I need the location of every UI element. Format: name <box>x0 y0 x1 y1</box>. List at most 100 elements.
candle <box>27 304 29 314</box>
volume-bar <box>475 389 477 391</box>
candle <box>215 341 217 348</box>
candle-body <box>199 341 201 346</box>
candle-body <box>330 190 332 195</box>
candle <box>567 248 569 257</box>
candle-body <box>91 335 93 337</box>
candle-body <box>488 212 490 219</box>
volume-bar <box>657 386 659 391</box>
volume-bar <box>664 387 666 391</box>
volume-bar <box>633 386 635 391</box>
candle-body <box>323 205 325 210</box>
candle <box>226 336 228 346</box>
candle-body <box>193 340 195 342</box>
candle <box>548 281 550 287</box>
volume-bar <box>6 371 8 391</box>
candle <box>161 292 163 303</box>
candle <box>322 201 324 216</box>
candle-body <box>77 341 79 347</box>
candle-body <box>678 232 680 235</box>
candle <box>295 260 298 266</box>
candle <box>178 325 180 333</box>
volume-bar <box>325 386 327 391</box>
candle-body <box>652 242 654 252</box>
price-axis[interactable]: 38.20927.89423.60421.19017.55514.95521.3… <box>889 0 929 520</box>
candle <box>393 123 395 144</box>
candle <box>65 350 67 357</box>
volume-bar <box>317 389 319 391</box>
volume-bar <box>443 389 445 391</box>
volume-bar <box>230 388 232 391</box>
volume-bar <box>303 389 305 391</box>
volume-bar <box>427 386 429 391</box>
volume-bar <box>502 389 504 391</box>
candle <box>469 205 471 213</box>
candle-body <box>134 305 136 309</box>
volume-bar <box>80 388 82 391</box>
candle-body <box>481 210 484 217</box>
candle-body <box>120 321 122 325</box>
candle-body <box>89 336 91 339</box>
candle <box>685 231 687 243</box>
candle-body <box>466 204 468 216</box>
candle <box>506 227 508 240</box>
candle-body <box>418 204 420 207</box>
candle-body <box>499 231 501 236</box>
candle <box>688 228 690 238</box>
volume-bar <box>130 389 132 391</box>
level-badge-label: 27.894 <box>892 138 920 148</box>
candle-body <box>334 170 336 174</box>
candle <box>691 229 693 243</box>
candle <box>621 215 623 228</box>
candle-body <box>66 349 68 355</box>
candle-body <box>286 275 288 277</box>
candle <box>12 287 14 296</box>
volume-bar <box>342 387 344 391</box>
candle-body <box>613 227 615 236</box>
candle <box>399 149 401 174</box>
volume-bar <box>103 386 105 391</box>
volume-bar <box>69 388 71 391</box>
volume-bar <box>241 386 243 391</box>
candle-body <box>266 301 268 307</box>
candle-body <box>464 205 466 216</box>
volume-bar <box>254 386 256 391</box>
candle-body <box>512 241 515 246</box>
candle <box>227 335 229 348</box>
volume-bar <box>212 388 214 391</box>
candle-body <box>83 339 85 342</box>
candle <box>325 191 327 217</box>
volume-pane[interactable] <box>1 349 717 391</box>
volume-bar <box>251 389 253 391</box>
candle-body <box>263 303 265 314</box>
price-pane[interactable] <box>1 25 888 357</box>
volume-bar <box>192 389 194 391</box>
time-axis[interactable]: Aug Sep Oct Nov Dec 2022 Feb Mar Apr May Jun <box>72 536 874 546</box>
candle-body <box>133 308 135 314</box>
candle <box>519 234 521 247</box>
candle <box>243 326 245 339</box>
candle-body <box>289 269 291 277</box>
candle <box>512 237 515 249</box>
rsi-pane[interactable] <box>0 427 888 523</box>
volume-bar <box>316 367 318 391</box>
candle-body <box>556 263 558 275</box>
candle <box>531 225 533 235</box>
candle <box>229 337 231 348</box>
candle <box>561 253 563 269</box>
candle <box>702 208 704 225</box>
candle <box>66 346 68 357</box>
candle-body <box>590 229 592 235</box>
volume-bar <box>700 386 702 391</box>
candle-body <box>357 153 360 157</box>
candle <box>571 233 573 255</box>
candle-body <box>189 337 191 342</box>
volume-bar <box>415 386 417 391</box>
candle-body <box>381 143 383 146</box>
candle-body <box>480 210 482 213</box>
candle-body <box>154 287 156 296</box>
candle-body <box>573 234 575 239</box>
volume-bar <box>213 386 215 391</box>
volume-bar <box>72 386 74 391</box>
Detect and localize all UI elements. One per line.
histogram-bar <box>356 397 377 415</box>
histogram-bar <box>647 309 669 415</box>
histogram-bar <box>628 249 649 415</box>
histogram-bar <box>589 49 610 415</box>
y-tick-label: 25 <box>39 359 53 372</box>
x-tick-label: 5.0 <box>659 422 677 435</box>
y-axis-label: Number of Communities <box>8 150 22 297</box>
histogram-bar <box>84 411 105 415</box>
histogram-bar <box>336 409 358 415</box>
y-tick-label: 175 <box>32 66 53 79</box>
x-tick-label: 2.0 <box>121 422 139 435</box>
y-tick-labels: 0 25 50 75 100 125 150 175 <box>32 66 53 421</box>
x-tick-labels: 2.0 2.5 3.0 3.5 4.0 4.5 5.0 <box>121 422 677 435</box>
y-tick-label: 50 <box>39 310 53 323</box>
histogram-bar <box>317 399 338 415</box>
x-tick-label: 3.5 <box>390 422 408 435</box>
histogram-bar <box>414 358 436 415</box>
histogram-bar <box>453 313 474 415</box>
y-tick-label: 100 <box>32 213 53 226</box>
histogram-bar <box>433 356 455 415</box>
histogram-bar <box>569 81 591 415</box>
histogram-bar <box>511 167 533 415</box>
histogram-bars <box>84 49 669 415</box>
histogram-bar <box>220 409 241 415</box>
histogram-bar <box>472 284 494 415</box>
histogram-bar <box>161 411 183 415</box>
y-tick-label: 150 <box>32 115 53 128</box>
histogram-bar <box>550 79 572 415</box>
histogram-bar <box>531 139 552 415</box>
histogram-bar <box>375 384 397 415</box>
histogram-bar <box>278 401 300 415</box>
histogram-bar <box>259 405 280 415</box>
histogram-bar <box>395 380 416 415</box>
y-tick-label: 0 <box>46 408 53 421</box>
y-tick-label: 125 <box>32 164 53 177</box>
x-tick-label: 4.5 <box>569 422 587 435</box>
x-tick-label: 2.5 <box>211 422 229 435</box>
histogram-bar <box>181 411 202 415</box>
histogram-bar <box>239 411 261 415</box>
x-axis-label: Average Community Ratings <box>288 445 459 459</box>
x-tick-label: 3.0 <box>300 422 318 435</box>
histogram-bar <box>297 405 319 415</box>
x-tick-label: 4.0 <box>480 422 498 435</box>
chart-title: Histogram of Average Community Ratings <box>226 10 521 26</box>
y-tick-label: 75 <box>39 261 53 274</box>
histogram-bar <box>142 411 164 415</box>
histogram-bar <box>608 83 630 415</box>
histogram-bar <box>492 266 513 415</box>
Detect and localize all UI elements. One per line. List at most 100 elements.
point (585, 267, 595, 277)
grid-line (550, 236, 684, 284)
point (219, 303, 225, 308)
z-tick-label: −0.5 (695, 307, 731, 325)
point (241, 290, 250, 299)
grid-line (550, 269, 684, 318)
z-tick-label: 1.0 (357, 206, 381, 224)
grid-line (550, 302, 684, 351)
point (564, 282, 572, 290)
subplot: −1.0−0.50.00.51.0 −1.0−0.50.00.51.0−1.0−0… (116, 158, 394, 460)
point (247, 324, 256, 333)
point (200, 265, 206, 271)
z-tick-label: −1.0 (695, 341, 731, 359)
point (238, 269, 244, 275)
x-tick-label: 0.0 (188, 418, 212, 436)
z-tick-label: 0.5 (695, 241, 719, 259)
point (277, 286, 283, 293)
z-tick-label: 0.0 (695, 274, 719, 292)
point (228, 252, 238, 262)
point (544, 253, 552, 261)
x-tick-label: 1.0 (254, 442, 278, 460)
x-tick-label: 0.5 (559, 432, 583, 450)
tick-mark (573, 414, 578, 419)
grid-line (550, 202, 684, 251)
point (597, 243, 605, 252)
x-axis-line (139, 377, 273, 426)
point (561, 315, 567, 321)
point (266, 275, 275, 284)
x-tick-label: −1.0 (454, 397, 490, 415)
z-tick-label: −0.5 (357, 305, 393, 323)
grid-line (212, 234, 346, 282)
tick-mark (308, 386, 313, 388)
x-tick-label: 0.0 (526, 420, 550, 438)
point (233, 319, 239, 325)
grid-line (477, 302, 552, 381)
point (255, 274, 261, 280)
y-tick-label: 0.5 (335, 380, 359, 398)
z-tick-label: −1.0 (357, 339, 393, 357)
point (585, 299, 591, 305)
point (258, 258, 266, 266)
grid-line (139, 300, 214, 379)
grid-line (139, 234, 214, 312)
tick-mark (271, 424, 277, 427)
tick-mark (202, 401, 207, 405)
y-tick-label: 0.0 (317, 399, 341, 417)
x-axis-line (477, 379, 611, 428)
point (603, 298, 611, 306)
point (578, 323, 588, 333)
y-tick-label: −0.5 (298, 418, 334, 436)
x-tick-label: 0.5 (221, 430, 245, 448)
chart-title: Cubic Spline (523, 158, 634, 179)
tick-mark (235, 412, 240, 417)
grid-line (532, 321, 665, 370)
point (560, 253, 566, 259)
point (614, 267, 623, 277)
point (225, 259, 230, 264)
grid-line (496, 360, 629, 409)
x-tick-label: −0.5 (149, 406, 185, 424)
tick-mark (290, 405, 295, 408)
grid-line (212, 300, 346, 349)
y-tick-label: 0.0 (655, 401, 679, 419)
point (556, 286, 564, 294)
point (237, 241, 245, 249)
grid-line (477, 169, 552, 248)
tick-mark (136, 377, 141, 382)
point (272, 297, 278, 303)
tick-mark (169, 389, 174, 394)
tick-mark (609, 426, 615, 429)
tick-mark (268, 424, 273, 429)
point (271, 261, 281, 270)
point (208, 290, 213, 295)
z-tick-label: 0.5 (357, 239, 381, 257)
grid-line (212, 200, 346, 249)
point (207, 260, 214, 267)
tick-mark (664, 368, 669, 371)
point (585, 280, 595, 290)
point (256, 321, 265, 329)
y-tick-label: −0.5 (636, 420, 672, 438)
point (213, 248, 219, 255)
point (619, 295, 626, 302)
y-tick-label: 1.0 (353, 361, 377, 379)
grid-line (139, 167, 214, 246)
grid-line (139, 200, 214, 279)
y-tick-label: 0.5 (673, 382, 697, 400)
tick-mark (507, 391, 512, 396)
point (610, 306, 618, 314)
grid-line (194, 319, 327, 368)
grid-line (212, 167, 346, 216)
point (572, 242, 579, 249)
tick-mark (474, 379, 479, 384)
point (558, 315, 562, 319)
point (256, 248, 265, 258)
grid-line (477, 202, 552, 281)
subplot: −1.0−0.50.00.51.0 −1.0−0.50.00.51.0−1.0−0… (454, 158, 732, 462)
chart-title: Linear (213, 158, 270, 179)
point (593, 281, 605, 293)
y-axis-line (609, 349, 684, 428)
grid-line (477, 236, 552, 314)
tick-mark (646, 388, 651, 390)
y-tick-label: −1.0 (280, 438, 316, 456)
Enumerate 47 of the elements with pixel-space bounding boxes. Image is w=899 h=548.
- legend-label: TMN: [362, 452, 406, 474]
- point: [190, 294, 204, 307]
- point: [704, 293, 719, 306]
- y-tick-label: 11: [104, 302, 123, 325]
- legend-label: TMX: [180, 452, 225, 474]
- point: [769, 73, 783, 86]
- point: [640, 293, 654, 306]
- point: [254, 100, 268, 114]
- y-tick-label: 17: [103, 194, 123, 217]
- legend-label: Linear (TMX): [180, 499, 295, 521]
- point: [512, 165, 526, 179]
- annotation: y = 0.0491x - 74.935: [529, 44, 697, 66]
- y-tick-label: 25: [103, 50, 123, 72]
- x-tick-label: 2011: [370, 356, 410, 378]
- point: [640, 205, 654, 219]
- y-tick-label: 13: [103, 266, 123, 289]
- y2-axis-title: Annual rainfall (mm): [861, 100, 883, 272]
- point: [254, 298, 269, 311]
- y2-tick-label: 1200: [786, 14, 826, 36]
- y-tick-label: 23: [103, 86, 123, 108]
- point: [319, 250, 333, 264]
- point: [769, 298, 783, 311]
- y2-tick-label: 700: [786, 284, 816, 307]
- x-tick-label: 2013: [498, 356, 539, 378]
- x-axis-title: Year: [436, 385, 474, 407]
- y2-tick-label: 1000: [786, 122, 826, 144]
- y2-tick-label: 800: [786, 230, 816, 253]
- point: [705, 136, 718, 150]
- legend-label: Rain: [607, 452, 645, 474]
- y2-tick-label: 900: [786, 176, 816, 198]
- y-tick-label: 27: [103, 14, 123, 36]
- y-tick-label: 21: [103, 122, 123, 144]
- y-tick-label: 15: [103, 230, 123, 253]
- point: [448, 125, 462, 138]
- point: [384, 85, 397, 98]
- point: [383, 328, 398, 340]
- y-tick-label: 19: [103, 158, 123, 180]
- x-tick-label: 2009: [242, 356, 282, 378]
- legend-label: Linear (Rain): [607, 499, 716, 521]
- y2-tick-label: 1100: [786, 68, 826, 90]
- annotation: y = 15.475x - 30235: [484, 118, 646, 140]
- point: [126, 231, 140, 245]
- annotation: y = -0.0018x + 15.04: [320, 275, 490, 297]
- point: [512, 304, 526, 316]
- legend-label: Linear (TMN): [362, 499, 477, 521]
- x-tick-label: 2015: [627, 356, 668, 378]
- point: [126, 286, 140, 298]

___

Copy out, word for word, the lines of the records starting with the very first line and going on through the line with "candle-body <box>199 341 201 346</box>".

Worked answer:
I need the location of every UI element. Format: name <box>x0 y0 x1 y1</box>. List at most 100 elements.
candle <box>27 304 29 314</box>
volume-bar <box>475 389 477 391</box>
candle <box>215 341 217 348</box>
candle-body <box>199 341 201 346</box>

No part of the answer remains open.